PROBLEM STATEMENT:
Strip the pictures and reproduce the rest of the listing exactly.

INFORMATION SUPPLIED:
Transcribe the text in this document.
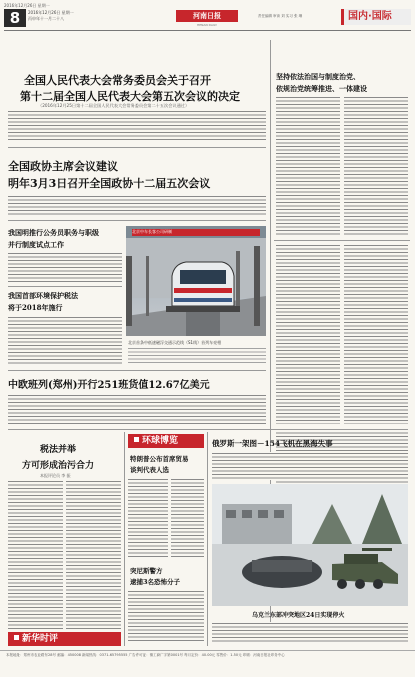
2016年12月26日 星期一
8	2016年12月26日 星期一
丙申年十一月二十八	河南日报
HENAN DAILY
责任编辑 审读 刘 实习 张 琳	国内·国际
全国人民代表大会常务委员会关于召开
第十二届全国人民代表大会第五次会议的决定
（2016年12月25日第十二届全国人民代表大会常务委员会第二十五次会议通过）
全国政协主席会议建议
明年3月3日召开全国政协十二届五次会议
坚持依法治国与制度治党、
依规治党统筹推进、一体建设
我国明推行公务员职务与职级
并行制度试点工作
我国首部环境保护税法
将于2018年施行
北京中车长客公司研制
北京首条中低速磁浮交通示范线（S1线）首列车亮相
中欧班列(郑州)开行251班货值12.67亿美元
税法并举
方可形成治污合力
本报评论员 李 振
新华时评
环球博览
特朗普公布首席贸易
谈判代表人选
突尼斯警方
逮捕3名恐怖分子
俄罗斯一架图－154飞机在黑海失事
乌克兰东部冲突地区24日实现停火
本报地址：郑州市农业路东28号 邮编：450008 新闻热线：0371-65795555 广告许可证：豫工商广字第0001号 每月定价：40.00元 零售价：1.50元 印刷：河南日报社印务中心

SOLUTION FOR THIS TASK:
Transcribe the text in this document.
2016年12月26日 星期一
8	2016年12月26日 星期一
丙申年十一月二十八	河南日报
HENAN DAILY
责任编辑 审读 刘 实习 张 琳	国内·国际
全国人民代表大会常务委员会关于召开
第十二届全国人民代表大会第五次会议的决定
（2016年12月25日第十二届全国人民代表大会常务委员会第二十五次会议通过）
全国政协主席会议建议
明年3月3日召开全国政协十二届五次会议
坚持依法治国与制度治党、
依规治党统筹推进、一体建设
我国明推行公务员职务与职级
并行制度试点工作
我国首部环境保护税法
将于2018年施行
北京中车长客公司研制
北京首条中低速磁浮交通示范线（S1线）首列车亮相
中欧班列(郑州)开行251班货值12.67亿美元
税法并举
方可形成治污合力
本报评论员 李 振
新华时评
环球博览
特朗普公布首席贸易
谈判代表人选
突尼斯警方
逮捕3名恐怖分子
俄罗斯一架图－154飞机在黑海失事
乌克兰东部冲突地区24日实现停火
本报地址：郑州市农业路东28号 邮编：450008 新闻热线：0371-65795555 广告许可证：豫工商广字第0001号 每月定价：40.00元 零售价：1.50元 印刷：河南日报社印务中心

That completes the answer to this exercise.